Multi-layer Stack Ensembles for Time Series Forecasting
A technical deep dive with a minimal implementation
Everybody knows that all models are wrong, but some are useful - a frequently omitted part is that they are wrong in different ways. It’s a handy line to throw around if you want to sound smart, but there is wisdom in it: we can exploit this error diversity. In machine learning terms, this is how ensembling works: combine the strengths of different models to get something better (sum is bigger than the parts - last cliche, I promise). Stacking goes one step further - instead of combining predictions once, it learns how to combine them.
Classification, regression, object detection - all those domain have long benefitted from sophisticated stacking. Time series did not get the love, and even in 2026 there are people who consider simple arithmetic averages as SOTA. That’s why the paper “Multi-layer Stack Ensembles for Time Series Forecasting” caught my attention:
https://arxiv.org/abs/2511.15350
Instead of searching for a single “best” model or even a single stacking strategy, the authors propose something more flexible: stack the stackers themselves. One of the reasons I really like this a lot is because it feels like a trip down memory lane: back in my Kaggle days, ensembling was the name of the game - and I have very fond memories of using hill-climbing algorithm to squeeze that one last bit of performance in the M5 competition.

#####

WHAT YOU WILL DO ▸
[a] List every line of the listing that contains the string "table", treating uppercase and lowercase letters as distinct.
[b] Continue the stack ensembles text from its final sentence onward.
The stacking text and the listing that follows it have no connection to each other.

#####

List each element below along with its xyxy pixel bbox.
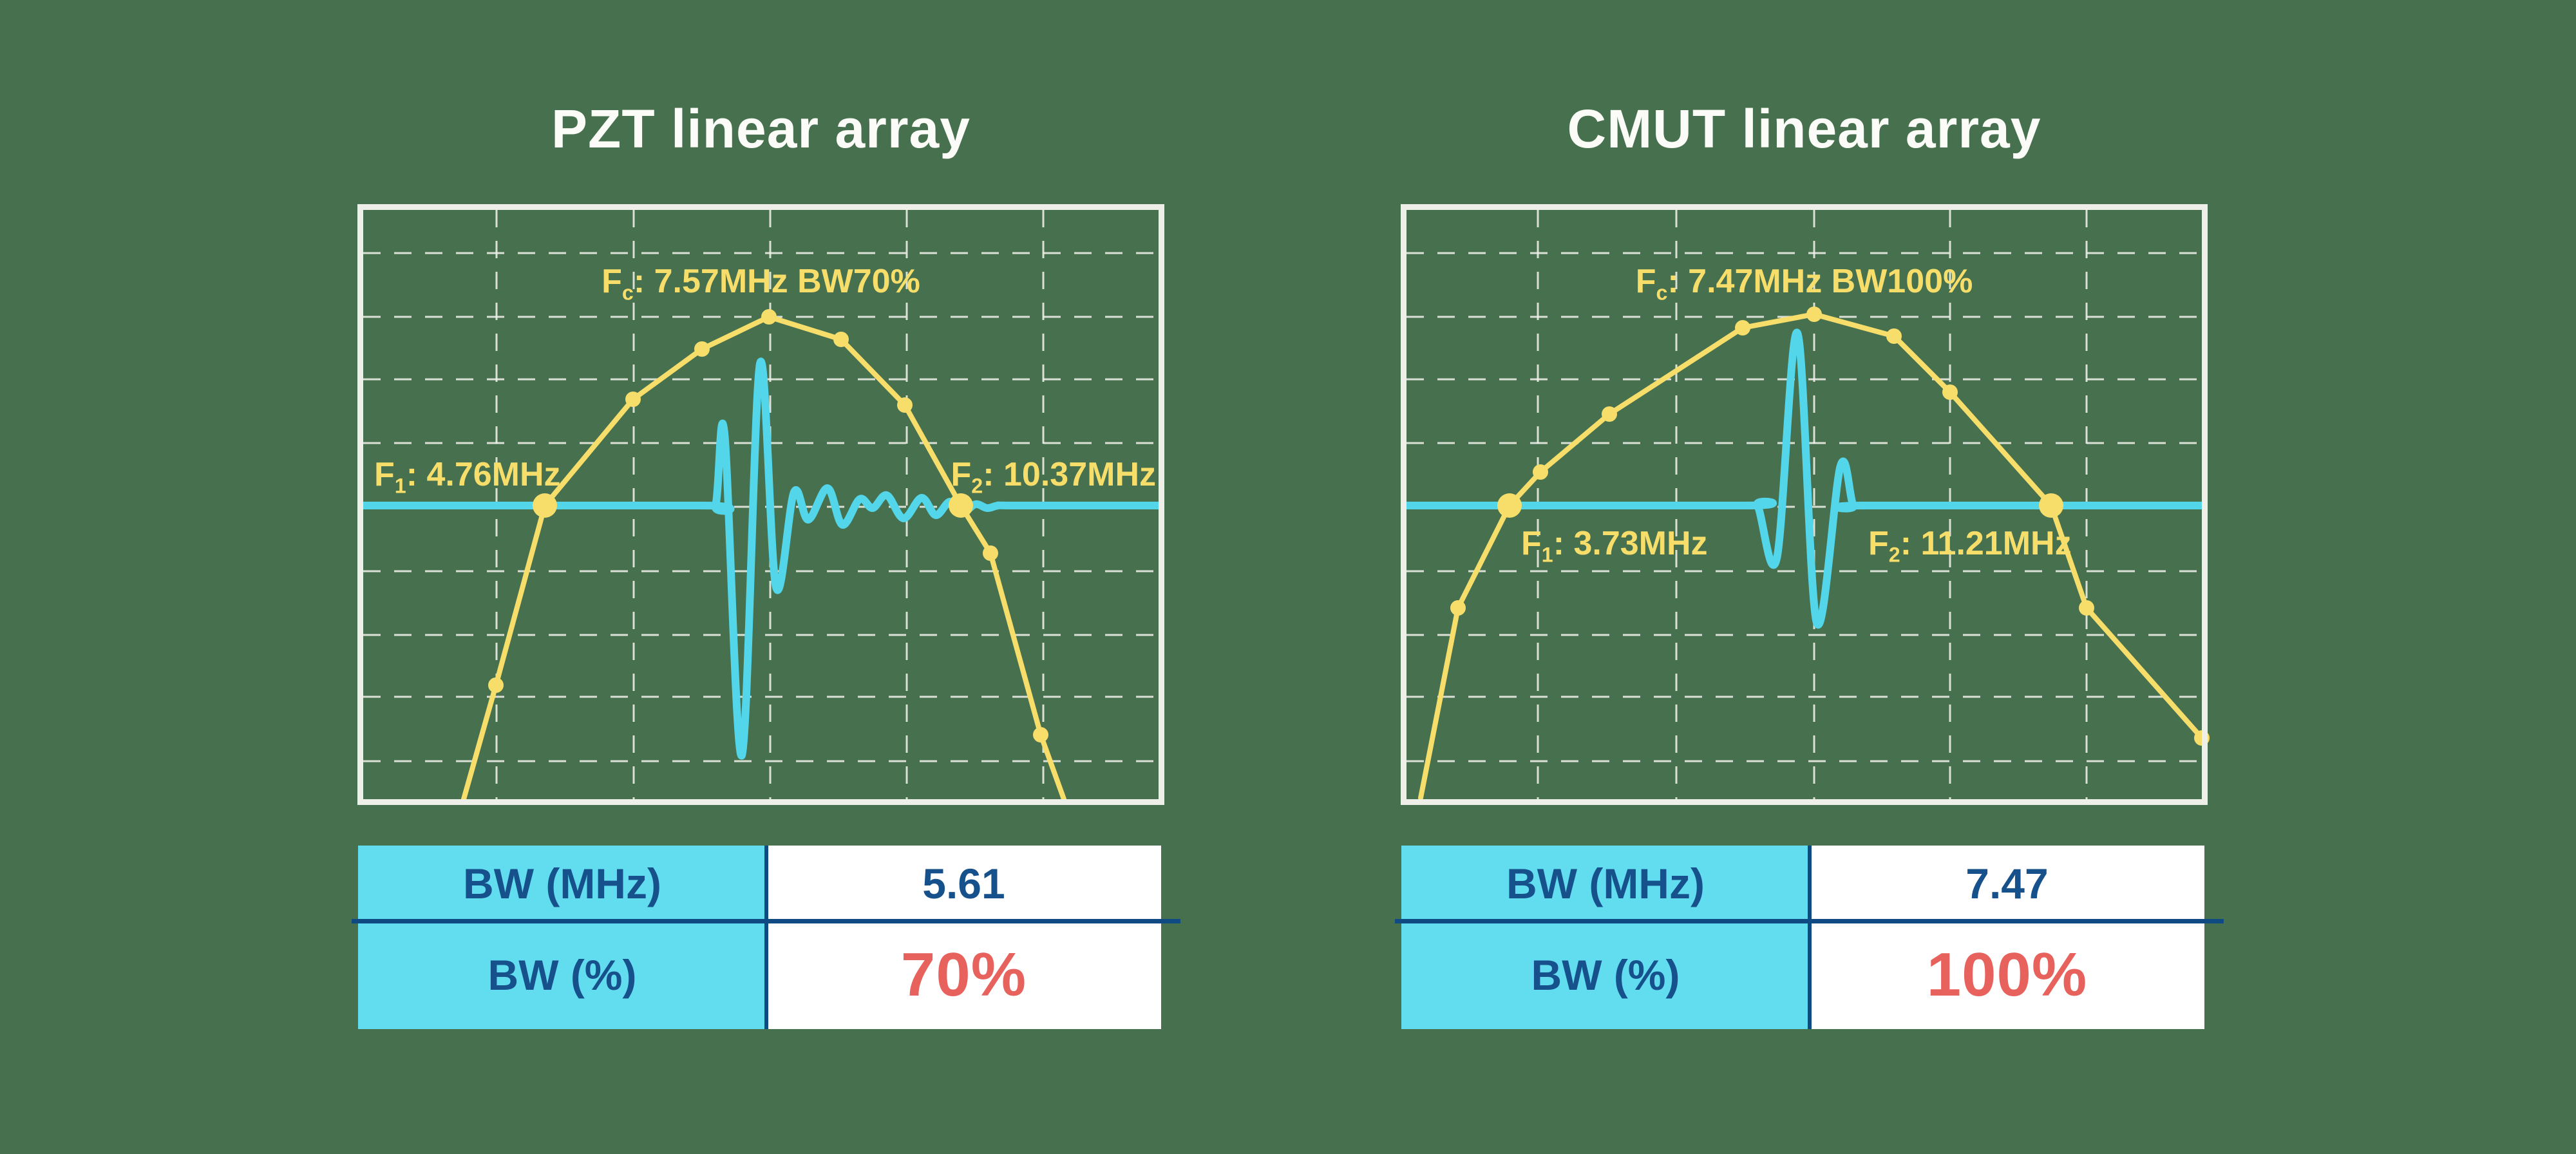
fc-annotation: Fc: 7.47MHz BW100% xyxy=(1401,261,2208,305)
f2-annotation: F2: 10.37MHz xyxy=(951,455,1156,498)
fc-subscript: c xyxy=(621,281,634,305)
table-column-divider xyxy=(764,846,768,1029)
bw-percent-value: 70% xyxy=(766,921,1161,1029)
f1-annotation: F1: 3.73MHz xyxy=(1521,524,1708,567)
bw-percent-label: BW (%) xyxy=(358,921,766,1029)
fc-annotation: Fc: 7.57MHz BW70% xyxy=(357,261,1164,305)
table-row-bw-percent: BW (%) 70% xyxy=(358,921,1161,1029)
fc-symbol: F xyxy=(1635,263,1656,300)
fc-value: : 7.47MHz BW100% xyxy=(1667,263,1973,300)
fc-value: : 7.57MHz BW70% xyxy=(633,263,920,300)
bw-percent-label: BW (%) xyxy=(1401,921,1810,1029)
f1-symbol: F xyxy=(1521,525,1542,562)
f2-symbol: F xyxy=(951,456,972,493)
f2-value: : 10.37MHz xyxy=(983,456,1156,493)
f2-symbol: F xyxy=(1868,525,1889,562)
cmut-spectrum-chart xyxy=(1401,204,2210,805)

#####

TASK-BY-TASK ANSWERS ▸
[a]
table-column-divider xyxy=(764,846,768,1029)
table-row-bw-percent: BW (%) 70% xyxy=(358,921,1161,1029)

[b]
In this post, I break down the core ideas behind the implementation, explains the plots generated in the notebook, and highlights why multi-layer stacking looks increasingly promising.
📓 All code lives in the companion notebook:
https://github.com/tng-konrad/time-series-lab/blob/main/mls-ensembles.ipynb
The big idea: ensembles of ensembles
Traditional forecasting ensembles combine models once - the paper argues that different stacking strategies win on different datasets, so choosing one stacker is fragile. The key insight is to stack the stackers - think of it less as one model and more as a decision pipeline:
Level 1: Base forecasting models. In this implementation, we use a mix of Seasonal Naive, Linear Regression, and Multi-layer Perceptrons (MLPs). This layes learns different views of the future.
Level 2: Stacker models that learn how to combine L1 predictions. The implementation includes a Linear Stacker (learning weighted averages) and an MLP Stacker (capturing non-linear interactions). L2 learns how those different views of the future interact.
Level 3: A final aggregator that learns how to combine the stackers themselves. We use a greedy ensemble selection algorithm - it acts as the final judge, selecting the optimal combination of L2 meta-learners to produce the final forecast. L3 learns which interaction strategy works best.
Conceptually:
data → L1 models → L2 stackers → L3 aggregator → final forecast
Combining the strengths of diverse models mitigating the risk of overfitting - but caveat emptor, it also increases the variation of the results (bias-variance tradeoff). The final can be thought of as a hierarchy of learning decisions.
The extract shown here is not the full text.